What needs to be done: Copy out every line of the records where the string "selection" occurs.

[Stored data entries]
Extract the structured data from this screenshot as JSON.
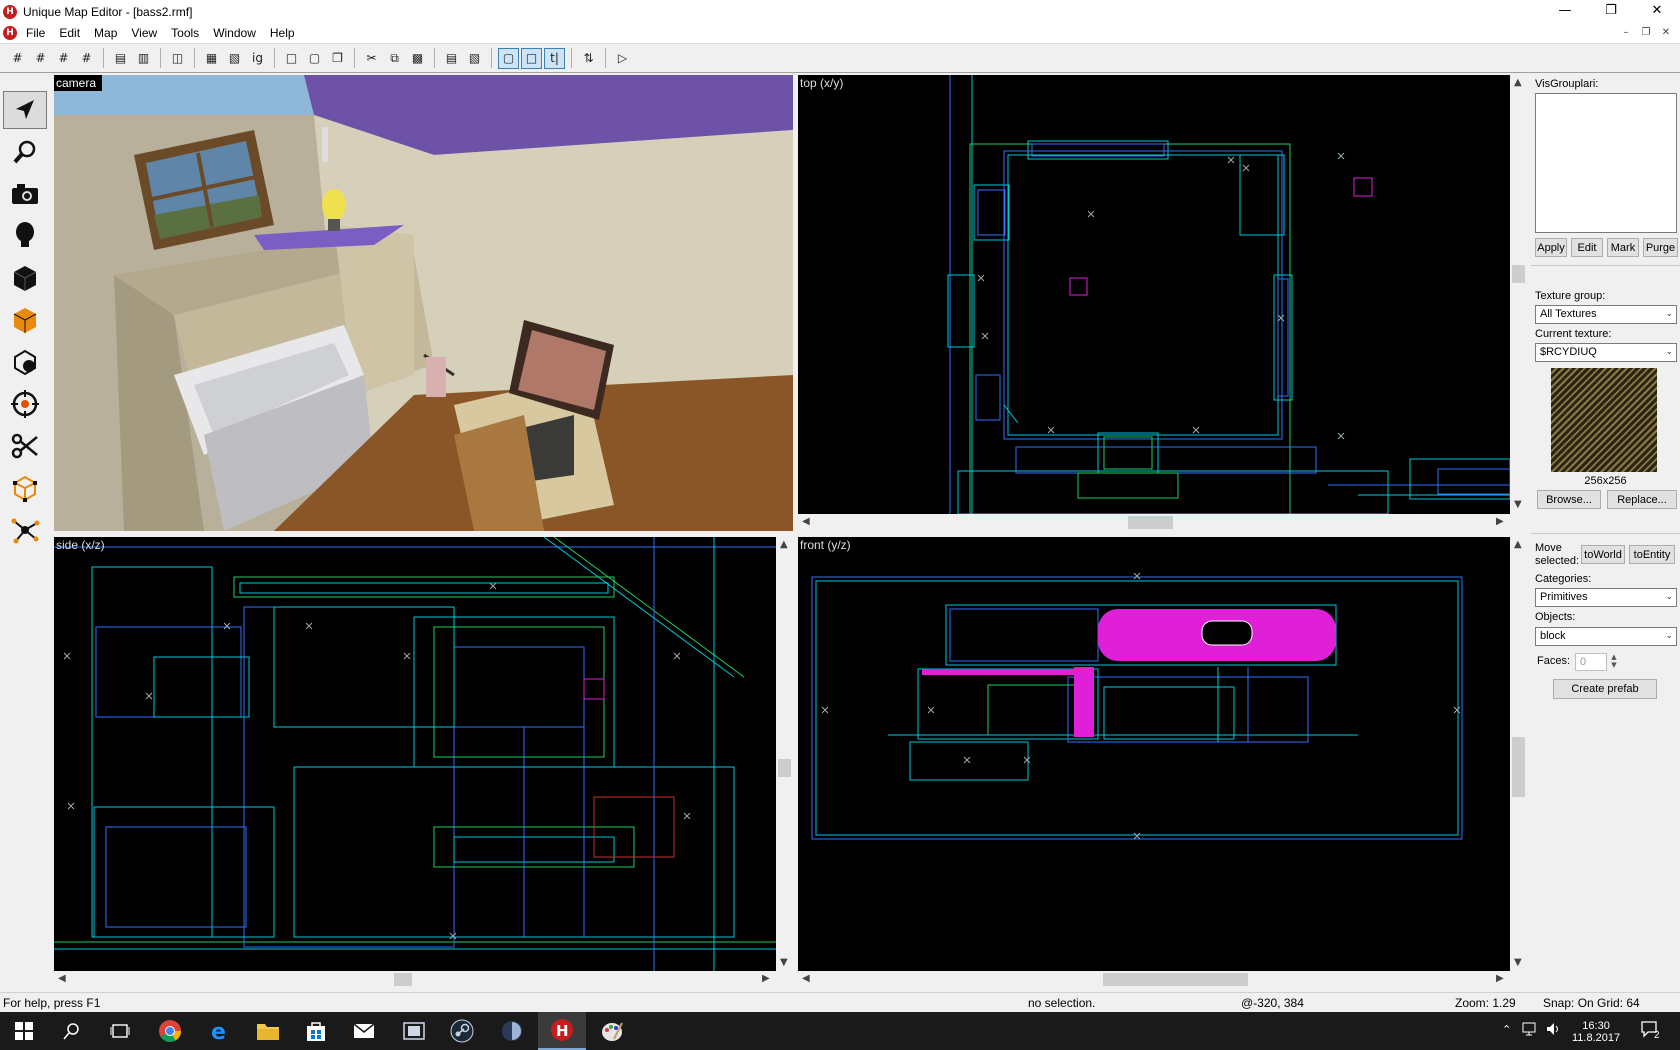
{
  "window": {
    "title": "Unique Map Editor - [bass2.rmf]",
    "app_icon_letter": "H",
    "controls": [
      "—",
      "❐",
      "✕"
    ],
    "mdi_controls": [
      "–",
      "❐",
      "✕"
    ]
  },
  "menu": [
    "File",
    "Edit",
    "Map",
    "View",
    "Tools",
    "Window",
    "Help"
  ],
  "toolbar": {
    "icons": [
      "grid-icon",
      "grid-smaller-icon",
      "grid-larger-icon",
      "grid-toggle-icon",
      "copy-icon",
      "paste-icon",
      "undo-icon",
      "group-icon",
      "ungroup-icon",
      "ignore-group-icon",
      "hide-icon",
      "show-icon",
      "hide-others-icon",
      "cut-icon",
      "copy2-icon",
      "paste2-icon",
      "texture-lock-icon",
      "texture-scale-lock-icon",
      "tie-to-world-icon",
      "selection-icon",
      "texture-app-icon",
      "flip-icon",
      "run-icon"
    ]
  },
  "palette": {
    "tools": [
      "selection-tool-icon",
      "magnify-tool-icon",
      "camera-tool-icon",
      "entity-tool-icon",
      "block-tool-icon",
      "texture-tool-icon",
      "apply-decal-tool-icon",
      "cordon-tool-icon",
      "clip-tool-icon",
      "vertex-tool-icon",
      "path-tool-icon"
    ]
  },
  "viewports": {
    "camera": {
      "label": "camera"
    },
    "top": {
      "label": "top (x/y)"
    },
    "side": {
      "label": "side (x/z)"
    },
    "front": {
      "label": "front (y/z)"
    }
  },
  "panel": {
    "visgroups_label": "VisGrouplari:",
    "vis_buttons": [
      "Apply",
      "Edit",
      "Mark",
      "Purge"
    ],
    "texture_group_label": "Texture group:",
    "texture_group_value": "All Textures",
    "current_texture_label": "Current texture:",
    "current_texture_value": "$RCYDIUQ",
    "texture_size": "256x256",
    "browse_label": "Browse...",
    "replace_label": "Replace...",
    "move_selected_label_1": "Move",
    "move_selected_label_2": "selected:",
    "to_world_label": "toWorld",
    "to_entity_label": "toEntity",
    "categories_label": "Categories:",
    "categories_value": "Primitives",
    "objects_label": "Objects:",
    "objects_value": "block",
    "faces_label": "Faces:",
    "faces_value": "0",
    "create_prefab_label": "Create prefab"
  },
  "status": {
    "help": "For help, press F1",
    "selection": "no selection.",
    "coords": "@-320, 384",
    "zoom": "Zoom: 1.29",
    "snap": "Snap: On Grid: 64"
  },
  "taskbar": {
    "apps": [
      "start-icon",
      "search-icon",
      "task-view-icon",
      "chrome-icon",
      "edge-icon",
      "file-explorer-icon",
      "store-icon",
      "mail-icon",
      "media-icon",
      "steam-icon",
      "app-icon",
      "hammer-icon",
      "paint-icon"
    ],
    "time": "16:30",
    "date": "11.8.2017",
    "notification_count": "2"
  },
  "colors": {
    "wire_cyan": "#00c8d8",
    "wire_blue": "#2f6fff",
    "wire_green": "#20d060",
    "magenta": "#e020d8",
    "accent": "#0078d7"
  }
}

---

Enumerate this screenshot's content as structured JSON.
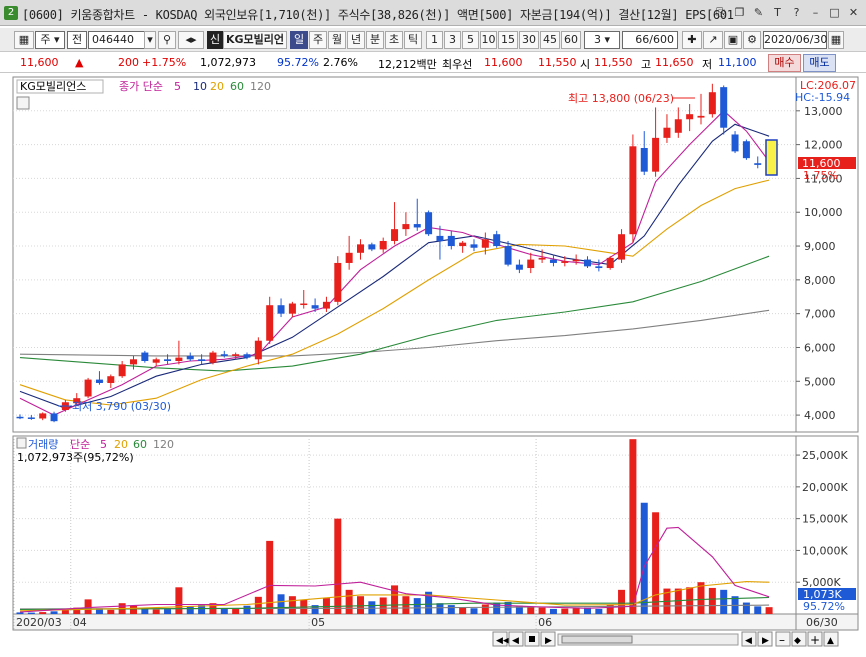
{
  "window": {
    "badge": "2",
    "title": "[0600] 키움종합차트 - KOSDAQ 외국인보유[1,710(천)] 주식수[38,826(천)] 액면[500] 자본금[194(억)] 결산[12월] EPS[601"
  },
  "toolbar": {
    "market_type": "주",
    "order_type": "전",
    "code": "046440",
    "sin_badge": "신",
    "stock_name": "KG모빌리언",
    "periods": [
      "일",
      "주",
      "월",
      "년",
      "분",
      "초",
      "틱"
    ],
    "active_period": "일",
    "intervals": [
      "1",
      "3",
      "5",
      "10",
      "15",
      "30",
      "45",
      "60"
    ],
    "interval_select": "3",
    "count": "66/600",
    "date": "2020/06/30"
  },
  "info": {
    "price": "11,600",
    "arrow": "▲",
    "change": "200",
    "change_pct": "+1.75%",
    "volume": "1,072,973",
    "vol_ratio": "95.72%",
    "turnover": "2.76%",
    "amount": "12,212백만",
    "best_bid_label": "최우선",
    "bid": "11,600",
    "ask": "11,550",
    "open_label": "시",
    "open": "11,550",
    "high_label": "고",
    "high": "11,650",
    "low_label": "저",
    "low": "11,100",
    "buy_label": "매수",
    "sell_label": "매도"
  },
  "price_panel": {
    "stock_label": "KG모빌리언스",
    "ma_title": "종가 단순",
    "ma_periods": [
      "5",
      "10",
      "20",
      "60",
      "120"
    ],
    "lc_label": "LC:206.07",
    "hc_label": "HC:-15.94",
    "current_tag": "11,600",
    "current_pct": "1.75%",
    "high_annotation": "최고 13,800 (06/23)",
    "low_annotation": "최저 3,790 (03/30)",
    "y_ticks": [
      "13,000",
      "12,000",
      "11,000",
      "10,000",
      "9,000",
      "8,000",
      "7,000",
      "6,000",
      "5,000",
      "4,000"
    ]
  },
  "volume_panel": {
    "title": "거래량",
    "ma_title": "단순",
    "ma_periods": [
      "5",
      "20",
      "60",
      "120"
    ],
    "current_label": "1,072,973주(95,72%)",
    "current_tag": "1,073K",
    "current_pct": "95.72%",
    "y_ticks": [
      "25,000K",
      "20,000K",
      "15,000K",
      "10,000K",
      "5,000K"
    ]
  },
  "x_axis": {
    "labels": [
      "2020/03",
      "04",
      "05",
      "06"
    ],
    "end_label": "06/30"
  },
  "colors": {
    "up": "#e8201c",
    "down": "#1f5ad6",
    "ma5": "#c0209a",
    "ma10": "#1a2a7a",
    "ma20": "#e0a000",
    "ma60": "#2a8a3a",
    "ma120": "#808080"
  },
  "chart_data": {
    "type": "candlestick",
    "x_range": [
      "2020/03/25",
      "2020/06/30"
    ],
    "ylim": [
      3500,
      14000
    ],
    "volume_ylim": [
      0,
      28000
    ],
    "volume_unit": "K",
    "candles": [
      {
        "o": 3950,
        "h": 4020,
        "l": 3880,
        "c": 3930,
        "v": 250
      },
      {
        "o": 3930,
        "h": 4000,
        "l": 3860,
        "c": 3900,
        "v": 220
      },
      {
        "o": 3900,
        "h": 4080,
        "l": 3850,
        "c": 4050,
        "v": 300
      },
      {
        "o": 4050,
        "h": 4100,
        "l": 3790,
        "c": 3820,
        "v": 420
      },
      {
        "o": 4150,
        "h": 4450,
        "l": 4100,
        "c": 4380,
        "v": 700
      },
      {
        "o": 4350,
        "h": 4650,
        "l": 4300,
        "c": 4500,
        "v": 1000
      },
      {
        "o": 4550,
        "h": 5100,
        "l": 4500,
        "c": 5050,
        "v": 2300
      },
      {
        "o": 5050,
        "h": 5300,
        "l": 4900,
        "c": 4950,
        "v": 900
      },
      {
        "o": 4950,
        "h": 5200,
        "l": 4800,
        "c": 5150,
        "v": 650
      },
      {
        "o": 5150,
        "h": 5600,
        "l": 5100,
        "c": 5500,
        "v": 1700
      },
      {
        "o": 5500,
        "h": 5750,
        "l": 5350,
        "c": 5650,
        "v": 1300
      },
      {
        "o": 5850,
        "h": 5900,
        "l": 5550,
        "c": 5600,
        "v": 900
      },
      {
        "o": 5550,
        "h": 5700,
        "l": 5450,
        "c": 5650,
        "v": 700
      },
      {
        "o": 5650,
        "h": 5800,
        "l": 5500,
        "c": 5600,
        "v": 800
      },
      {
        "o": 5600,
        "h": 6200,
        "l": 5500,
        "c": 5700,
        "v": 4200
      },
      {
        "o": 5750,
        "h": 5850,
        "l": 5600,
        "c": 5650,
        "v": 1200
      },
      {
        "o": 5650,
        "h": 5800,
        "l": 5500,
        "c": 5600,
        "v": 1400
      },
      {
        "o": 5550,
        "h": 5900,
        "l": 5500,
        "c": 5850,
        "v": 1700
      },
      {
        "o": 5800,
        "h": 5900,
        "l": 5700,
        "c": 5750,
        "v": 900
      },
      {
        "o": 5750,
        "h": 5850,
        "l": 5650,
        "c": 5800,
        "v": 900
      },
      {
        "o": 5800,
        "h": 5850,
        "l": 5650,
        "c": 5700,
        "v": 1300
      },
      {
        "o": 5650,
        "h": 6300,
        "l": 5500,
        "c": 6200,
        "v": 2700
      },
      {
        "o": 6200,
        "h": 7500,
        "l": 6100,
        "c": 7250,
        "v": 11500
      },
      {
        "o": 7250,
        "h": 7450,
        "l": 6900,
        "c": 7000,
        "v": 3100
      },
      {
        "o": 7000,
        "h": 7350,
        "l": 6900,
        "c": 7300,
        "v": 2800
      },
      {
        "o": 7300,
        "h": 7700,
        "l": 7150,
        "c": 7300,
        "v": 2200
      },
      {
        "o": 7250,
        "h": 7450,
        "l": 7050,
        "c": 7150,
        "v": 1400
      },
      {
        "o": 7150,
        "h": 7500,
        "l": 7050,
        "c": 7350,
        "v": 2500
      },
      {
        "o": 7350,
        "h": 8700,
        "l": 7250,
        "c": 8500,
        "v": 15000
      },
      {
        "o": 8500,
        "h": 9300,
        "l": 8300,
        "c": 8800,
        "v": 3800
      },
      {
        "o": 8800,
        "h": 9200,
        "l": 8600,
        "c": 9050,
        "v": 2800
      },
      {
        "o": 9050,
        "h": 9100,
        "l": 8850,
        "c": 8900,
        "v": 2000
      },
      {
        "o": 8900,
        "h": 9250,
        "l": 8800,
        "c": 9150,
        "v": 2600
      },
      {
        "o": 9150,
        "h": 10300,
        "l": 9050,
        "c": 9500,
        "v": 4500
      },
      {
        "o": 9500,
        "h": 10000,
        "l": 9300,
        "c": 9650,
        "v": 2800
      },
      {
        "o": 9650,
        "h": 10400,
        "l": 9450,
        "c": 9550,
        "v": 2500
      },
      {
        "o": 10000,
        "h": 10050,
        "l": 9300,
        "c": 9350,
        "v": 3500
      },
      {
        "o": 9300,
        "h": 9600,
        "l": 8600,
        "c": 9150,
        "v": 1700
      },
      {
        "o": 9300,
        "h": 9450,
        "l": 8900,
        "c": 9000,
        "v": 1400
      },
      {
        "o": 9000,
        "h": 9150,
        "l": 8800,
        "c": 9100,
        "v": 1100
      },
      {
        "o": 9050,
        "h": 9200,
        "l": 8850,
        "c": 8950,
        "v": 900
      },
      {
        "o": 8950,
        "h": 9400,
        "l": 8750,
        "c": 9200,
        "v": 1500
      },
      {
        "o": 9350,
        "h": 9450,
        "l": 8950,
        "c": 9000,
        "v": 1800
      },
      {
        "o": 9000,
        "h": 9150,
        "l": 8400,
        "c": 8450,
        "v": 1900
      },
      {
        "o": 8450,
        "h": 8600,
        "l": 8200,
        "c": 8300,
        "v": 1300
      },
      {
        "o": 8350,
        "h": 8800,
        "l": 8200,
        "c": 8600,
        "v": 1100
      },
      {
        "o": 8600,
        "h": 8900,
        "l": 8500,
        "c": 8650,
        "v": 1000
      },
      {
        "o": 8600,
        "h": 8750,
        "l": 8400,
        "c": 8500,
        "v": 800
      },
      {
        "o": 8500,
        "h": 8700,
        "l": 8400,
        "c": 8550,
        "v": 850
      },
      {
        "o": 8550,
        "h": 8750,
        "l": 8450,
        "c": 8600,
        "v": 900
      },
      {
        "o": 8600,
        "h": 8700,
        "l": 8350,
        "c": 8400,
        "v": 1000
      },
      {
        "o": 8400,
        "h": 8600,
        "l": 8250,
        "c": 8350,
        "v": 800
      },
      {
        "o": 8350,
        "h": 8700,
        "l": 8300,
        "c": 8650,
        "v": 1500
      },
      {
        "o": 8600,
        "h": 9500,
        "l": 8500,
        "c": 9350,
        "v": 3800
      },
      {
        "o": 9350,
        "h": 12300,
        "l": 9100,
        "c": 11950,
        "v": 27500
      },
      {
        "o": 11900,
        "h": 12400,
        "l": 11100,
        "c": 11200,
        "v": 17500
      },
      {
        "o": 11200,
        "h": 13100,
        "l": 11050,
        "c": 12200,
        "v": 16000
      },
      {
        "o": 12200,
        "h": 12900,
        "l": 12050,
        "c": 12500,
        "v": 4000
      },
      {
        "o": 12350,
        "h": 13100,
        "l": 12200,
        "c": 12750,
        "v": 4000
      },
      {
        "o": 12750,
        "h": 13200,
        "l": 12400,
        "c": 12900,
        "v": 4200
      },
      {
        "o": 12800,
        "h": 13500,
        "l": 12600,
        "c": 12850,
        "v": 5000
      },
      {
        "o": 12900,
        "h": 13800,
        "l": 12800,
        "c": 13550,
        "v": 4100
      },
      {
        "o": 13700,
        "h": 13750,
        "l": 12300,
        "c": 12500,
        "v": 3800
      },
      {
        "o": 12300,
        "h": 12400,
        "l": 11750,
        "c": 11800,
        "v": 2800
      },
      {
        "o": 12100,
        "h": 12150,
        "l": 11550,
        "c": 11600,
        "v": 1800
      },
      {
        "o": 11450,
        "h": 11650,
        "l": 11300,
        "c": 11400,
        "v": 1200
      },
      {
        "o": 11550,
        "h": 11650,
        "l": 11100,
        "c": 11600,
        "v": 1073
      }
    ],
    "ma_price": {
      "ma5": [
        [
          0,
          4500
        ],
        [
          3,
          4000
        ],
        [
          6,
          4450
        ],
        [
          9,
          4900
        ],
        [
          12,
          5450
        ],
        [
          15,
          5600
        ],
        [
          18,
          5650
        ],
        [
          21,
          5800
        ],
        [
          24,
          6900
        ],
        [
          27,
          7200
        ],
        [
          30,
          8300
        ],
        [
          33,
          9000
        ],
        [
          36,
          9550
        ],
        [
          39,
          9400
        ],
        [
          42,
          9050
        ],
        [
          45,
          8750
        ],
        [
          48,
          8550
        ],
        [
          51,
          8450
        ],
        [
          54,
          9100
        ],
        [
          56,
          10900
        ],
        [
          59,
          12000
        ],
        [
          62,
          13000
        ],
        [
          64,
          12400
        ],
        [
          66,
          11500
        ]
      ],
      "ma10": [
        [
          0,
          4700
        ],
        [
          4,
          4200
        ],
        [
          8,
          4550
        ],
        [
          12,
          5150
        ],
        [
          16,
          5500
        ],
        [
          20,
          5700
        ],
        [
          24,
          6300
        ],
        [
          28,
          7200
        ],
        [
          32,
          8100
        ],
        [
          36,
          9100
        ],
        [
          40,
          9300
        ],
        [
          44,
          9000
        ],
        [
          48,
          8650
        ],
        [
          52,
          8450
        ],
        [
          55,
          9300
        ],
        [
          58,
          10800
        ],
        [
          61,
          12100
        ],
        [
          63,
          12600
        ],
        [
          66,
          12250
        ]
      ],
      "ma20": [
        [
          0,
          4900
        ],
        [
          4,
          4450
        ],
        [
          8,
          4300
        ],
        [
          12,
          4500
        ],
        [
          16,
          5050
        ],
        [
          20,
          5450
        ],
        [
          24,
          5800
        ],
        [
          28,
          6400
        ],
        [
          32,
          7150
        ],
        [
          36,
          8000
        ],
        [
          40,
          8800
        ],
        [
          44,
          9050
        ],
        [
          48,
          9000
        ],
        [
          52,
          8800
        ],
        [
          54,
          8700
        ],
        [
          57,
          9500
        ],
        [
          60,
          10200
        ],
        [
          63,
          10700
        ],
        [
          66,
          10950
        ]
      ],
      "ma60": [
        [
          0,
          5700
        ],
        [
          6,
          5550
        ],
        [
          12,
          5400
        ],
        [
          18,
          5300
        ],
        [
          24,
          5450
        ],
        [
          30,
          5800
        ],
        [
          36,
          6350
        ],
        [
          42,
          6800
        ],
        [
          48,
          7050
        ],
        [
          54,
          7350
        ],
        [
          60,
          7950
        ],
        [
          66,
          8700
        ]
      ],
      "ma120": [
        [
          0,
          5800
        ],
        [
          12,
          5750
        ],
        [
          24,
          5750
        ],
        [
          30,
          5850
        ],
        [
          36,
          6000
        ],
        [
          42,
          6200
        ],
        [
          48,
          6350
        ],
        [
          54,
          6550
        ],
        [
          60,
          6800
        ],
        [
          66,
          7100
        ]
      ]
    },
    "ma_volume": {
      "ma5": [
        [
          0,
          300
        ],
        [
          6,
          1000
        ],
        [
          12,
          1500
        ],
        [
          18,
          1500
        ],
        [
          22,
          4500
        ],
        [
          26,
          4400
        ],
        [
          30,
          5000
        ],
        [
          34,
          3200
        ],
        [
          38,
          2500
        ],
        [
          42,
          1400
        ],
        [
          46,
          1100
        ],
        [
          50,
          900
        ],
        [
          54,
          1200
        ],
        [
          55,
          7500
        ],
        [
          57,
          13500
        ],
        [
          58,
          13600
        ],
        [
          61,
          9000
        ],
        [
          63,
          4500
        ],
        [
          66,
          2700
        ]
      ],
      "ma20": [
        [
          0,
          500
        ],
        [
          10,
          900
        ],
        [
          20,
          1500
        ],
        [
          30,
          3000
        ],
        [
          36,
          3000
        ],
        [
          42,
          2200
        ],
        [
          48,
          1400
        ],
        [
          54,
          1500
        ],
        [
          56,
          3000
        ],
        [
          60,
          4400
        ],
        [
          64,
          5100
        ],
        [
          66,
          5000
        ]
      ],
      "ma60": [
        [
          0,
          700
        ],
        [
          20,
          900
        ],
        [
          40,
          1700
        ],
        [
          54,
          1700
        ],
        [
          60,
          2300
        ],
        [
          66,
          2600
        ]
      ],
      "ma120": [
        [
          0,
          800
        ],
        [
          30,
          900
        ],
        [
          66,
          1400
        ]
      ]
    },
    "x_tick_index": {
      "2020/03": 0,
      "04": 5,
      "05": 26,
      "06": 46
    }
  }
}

Exercise output:
      "selection-icon",
      "selection-tool-icon",
    "selection": "no selection.",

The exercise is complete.